┌──

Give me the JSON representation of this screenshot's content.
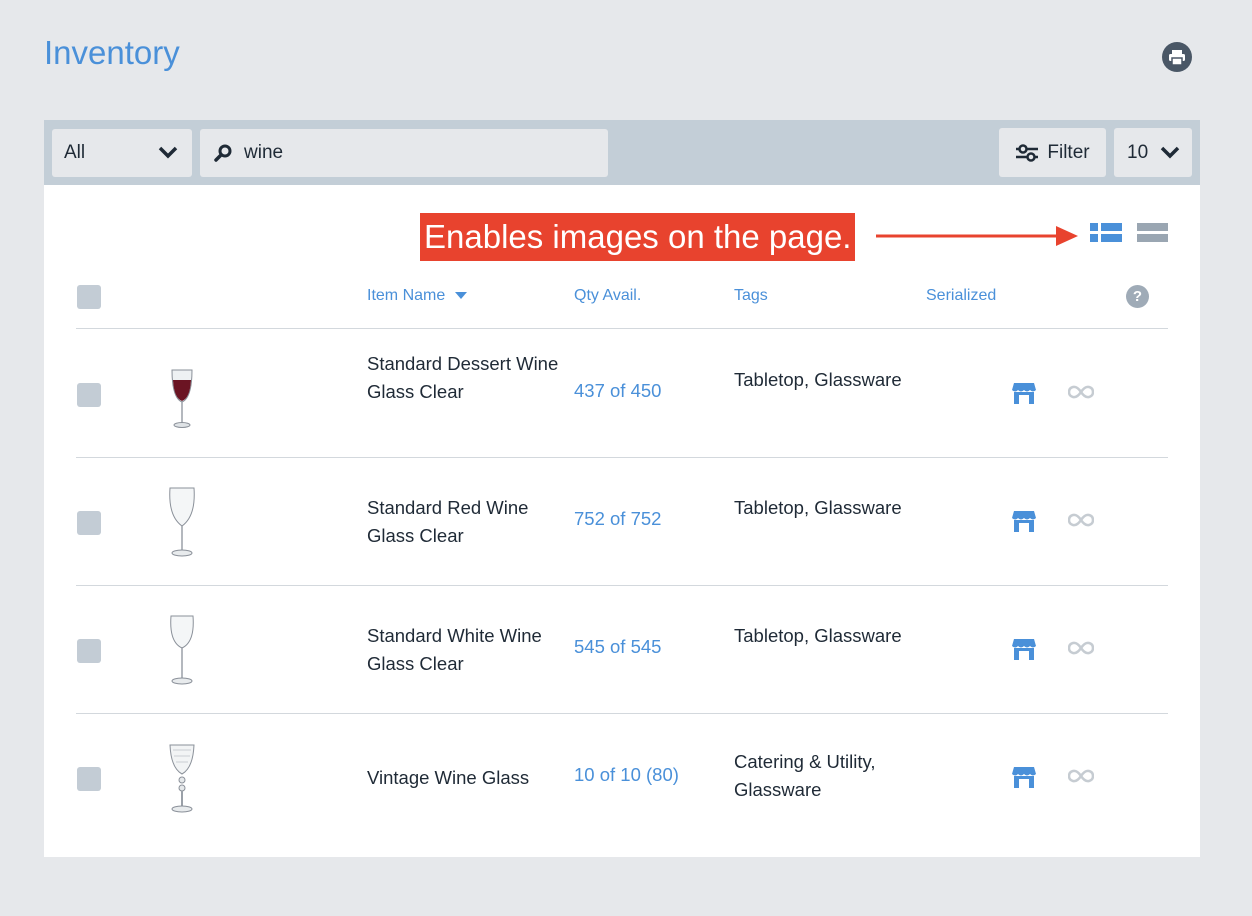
{
  "header": {
    "title": "Inventory",
    "print_icon": "print-icon"
  },
  "toolbar": {
    "scope_value": "All",
    "search_value": "wine",
    "search_icon": "search-icon",
    "filter_label": "Filter",
    "filter_icon": "sliders-icon",
    "per_page_value": "10"
  },
  "annotation": {
    "text": "Enables images on the page."
  },
  "view_toggle": {
    "list_with_images_icon": "list-view-icon",
    "compact_list_icon": "compact-list-icon",
    "active_color": "#4a90d9",
    "inactive_color": "#9aa6b2"
  },
  "table": {
    "columns": {
      "item_name": "Item Name",
      "qty": "Qty Avail.",
      "tags": "Tags",
      "serialized": "Serialized",
      "help": "?"
    },
    "sort_indicator": "caret-down-icon",
    "rows": [
      {
        "name": "Standard Dessert Wine Glass Clear",
        "qty": "437 of 450",
        "tags": "Tabletop, Glassware",
        "image": "dessert-wine-glass-image"
      },
      {
        "name": "Standard Red Wine Glass Clear",
        "qty": "752 of 752",
        "tags": "Tabletop, Glassware",
        "image": "red-wine-glass-image"
      },
      {
        "name": "Standard White Wine Glass Clear",
        "qty": "545 of 545",
        "tags": "Tabletop, Glassware",
        "image": "white-wine-glass-image"
      },
      {
        "name": "Vintage Wine Glass",
        "qty": "10 of 10 (80)",
        "tags": "Catering & Utility, Glassware",
        "image": "vintage-wine-glass-image"
      }
    ]
  },
  "colors": {
    "accent": "#4a90d9",
    "annotation_bg": "#e8432e",
    "toolbar_bg": "#c3ced7",
    "page_bg": "#e6e8eb"
  }
}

└──

--- What you are asked to do ---
Locate the word "list" in the entries, and copy every line where it is found.

--- Final result ---
    "list_with_images_icon": "list-view-icon",
    "compact_list_icon": "compact-list-icon",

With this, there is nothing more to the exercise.